• **Requirements**
All of the material below is to be returned exactly.

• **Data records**
================================

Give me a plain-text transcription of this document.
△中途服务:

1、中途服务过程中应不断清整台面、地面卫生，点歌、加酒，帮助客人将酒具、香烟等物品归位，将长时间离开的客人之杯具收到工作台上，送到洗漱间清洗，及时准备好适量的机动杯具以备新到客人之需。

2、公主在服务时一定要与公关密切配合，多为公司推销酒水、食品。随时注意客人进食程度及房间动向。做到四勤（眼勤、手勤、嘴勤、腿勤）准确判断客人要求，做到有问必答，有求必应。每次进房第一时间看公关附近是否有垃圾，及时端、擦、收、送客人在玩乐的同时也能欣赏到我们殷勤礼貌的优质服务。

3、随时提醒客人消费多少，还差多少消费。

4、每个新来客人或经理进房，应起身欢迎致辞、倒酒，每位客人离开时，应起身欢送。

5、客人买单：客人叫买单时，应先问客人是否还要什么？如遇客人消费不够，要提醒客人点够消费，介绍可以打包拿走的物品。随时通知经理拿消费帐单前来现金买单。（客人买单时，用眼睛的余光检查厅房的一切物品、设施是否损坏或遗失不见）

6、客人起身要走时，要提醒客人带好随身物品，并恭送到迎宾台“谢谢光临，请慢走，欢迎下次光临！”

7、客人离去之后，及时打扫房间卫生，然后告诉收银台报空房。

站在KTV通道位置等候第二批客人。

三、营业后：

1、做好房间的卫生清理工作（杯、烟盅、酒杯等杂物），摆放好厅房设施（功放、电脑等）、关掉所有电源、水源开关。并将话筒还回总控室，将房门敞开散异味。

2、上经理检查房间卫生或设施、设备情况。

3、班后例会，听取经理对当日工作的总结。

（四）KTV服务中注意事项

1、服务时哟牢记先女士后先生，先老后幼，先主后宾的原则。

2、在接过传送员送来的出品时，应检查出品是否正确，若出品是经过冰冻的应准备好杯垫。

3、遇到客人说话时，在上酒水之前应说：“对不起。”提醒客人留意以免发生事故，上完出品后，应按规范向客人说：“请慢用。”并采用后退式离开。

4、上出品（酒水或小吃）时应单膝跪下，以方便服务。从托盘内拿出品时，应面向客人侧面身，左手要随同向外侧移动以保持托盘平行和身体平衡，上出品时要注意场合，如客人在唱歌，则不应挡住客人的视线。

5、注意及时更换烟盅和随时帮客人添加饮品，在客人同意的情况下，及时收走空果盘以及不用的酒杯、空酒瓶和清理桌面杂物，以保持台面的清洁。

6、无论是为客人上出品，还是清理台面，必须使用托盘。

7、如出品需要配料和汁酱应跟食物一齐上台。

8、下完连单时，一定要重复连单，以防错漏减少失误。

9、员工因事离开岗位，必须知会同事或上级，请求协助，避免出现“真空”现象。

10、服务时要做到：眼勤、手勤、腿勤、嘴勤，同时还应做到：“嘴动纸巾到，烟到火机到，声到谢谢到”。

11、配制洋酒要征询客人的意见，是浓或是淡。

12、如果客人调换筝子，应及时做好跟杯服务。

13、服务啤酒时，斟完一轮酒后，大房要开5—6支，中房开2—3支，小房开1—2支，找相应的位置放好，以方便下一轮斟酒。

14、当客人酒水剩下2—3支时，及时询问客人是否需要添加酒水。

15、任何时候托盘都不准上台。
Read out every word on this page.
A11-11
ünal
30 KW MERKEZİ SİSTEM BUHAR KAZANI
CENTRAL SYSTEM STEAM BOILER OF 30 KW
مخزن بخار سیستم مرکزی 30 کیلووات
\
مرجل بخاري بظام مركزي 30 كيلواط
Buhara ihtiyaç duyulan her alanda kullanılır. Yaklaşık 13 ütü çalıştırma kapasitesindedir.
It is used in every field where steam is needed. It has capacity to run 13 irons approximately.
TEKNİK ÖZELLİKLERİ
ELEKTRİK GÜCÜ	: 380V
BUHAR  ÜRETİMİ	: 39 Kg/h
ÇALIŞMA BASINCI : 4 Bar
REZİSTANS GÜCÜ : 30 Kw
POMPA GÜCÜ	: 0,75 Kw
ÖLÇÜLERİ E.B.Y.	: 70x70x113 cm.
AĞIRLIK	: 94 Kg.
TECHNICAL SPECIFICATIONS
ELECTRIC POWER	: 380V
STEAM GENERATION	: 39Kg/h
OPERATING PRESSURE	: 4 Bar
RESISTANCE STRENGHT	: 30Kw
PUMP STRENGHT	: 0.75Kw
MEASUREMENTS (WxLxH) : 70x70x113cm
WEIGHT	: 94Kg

================================

• **Output below**
Give me a plain-text transcription of this document.
△中途服务:

1、中途服务过程中应不断清整台面、地面卫生，点歌、加酒，帮助客人将酒具、香烟等物品归位，将长时间离开的客人之杯具收到工作台上，送到洗漱间清洗，及时准备好适量的机动杯具以备新到客人之需。

2、公主在服务时一定要与公关密切配合，多为公司推销酒水、食品。随时注意客人进食程度及房间动向。做到四勤（眼勤、手勤、嘴勤、腿勤）准确判断客人要求，做到有问必答，有求必应。每次进房第一时间看公关附近是否有垃圾，及时端、擦、收、送客人在玩乐的同时也能欣赏到我们殷勤礼貌的优质服务。

3、随时提醒客人消费多少，还差多少消费。

4、每个新来客人或经理进房，应起身欢迎致辞、倒酒，每位客人离开时，应起身欢送。

5、客人买单：客人叫买单时，应先问客人是否还要什么？如遇客人消费不够，要提醒客人点够消费，介绍可以打包拿走的物品。随时通知经理拿消费帐单前来现金买单。（客人买单时，用眼睛的余光检查厅房的一切物品、设施是否损坏或遗失不见）

6、客人起身要走时，要提醒客人带好随身物品，并恭送到迎宾台“谢谢光临，请慢走，欢迎下次光临！”

7、客人离去之后，及时打扫房间卫生，然后告诉收银台报空房。

站在KTV通道位置等候第二批客人。

三、营业后：

1、做好房间的卫生清理工作（杯、烟盅、酒杯等杂物），摆放好厅房设施（功放、电脑等）、关掉所有电源、水源开关。并将话筒还回总控室，将房门敞开散异味。

2、上经理检查房间卫生或设施、设备情况。

3、班后例会，听取经理对当日工作的总结。

（四）KTV服务中注意事项

1、服务时哟牢记先女士后先生，先老后幼，先主后宾的原则。

2、在接过传送员送来的出品时，应检查出品是否正确，若出品是经过冰冻的应准备好杯垫。

3、遇到客人说话时，在上酒水之前应说：“对不起。”提醒客人留意以免发生事故，上完出品后，应按规范向客人说：“请慢用。”并采用后退式离开。

4、上出品（酒水或小吃）时应单膝跪下，以方便服务。从托盘内拿出品时，应面向客人侧面身，左手要随同向外侧移动以保持托盘平行和身体平衡，上出品时要注意场合，如客人在唱歌，则不应挡住客人的视线。

5、注意及时更换烟盅和随时帮客人添加饮品，在客人同意的情况下，及时收走空果盘以及不用的酒杯、空酒瓶和清理桌面杂物，以保持台面的清洁。

6、无论是为客人上出品，还是清理台面，必须使用托盘。

7、如出品需要配料和汁酱应跟食物一齐上台。

8、下完连单时，一定要重复连单，以防错漏减少失误。

9、员工因事离开岗位，必须知会同事或上级，请求协助，避免出现“真空”现象。

10、服务时要做到：眼勤、手勤、腿勤、嘴勤，同时还应做到：“嘴动纸巾到，烟到火机到，声到谢谢到”。

11、配制洋酒要征询客人的意见，是浓或是淡。

12、如果客人调换筝子，应及时做好跟杯服务。

13、服务啤酒时，斟完一轮酒后，大房要开5—6支，中房开2—3支，小房开1—2支，找相应的位置放好，以方便下一轮斟酒。

14、当客人酒水剩下2—3支时，及时询问客人是否需要添加酒水。

15、任何时候托盘都不准上台。
Read out every word on this page.
A11-11
ünal
30 KW MERKEZİ SİSTEM BUHAR KAZANI
CENTRAL SYSTEM STEAM BOILER OF 30 KW
مخزن بخار سیستم مرکزی 30 کیلووات
\
مرجل بخاري بظام مركزي 30 كيلواط
Buhara ihtiyaç duyulan her alanda kullanılır. Yaklaşık 13 ütü çalıştırma kapasitesindedir.
It is used in every field where steam is needed. It has capacity to run 13 irons approximately.
TEKNİK ÖZELLİKLERİ
ELEKTRİK GÜCÜ	: 380V
BUHAR  ÜRETİMİ	: 39 Kg/h
ÇALIŞMA BASINCI : 4 Bar
REZİSTANS GÜCÜ : 30 Kw
POMPA GÜCÜ	: 0,75 Kw
ÖLÇÜLERİ E.B.Y.	: 70x70x113 cm.
AĞIRLIK	: 94 Kg.
TECHNICAL SPECIFICATIONS
ELECTRIC POWER	: 380V
STEAM GENERATION	: 39Kg/h
OPERATING PRESSURE	: 4 Bar
RESISTANCE STRENGHT	: 30Kw
PUMP STRENGHT	: 0.75Kw
MEASUREMENTS (WxLxH) : 70x70x113cm
WEIGHT	: 94Kg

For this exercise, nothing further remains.